Required action: Filter the entries, keeping every line with the string "information".
»»
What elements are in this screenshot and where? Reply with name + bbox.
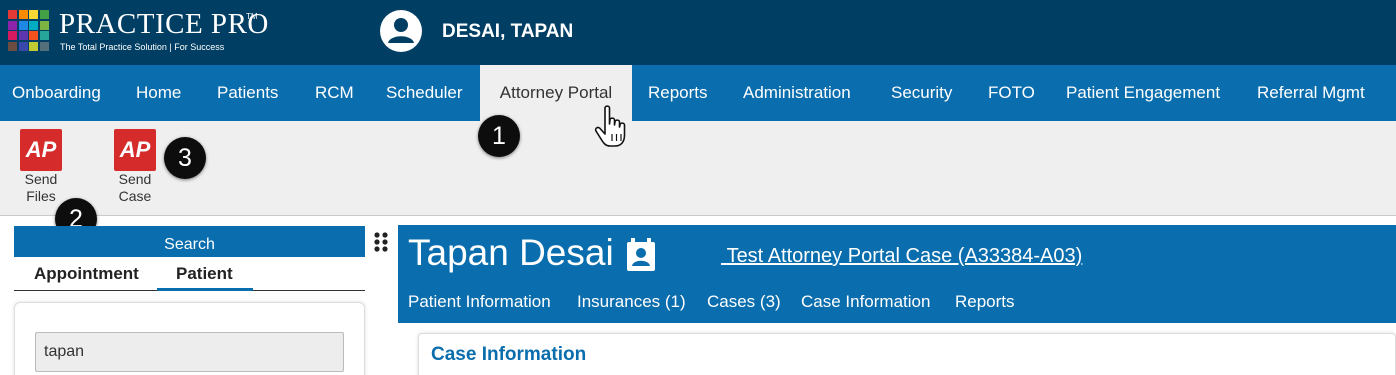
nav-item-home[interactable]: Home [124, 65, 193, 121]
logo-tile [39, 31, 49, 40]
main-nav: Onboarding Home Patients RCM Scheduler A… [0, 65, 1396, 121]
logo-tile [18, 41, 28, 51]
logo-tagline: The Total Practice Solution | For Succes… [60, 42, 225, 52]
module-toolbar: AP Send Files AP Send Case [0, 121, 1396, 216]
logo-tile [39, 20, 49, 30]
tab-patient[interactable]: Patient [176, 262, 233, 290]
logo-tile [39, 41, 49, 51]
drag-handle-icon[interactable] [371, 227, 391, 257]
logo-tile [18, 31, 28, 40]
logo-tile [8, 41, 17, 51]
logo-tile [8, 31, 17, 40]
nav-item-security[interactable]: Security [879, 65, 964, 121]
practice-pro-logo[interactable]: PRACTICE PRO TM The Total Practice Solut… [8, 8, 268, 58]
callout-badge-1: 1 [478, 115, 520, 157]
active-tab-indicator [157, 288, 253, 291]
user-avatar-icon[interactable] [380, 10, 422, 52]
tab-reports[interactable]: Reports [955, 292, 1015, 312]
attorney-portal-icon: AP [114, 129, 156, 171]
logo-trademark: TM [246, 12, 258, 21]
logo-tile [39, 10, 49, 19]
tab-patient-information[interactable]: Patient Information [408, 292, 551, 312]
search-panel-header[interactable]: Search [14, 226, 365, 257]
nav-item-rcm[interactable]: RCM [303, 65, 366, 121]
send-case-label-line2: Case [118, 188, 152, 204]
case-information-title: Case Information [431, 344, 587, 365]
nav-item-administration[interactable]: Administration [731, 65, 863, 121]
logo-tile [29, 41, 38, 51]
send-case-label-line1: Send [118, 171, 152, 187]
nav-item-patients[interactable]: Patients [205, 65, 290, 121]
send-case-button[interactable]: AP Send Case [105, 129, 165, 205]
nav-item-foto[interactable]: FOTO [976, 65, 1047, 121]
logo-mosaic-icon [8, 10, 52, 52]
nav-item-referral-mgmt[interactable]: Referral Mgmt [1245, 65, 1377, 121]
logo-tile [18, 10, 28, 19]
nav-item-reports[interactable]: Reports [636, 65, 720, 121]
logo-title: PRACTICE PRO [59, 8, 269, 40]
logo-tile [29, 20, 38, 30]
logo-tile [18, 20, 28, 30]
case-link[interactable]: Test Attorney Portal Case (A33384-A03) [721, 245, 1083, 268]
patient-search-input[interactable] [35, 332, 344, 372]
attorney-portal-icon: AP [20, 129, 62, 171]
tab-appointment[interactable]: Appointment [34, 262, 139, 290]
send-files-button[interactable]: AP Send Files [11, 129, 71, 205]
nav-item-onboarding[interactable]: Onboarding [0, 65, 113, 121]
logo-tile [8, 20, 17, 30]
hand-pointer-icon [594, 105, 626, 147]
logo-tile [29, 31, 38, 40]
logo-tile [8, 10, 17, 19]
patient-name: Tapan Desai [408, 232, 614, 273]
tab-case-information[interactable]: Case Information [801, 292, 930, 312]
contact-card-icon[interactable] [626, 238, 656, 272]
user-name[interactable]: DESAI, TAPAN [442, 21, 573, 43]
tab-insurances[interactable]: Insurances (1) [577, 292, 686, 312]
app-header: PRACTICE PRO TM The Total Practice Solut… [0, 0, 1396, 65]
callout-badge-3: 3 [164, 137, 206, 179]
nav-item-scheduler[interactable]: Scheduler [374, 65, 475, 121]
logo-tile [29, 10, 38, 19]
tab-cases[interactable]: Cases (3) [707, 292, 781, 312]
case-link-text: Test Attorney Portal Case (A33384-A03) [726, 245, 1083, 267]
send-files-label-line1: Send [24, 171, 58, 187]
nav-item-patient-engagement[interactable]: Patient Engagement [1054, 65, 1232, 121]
««
Task output:
tab-patient-information[interactable]: Patient Information [408, 292, 551, 312]
case-information-title: Case Information [431, 344, 587, 365]
tab-case-information[interactable]: Case Information [801, 292, 930, 312]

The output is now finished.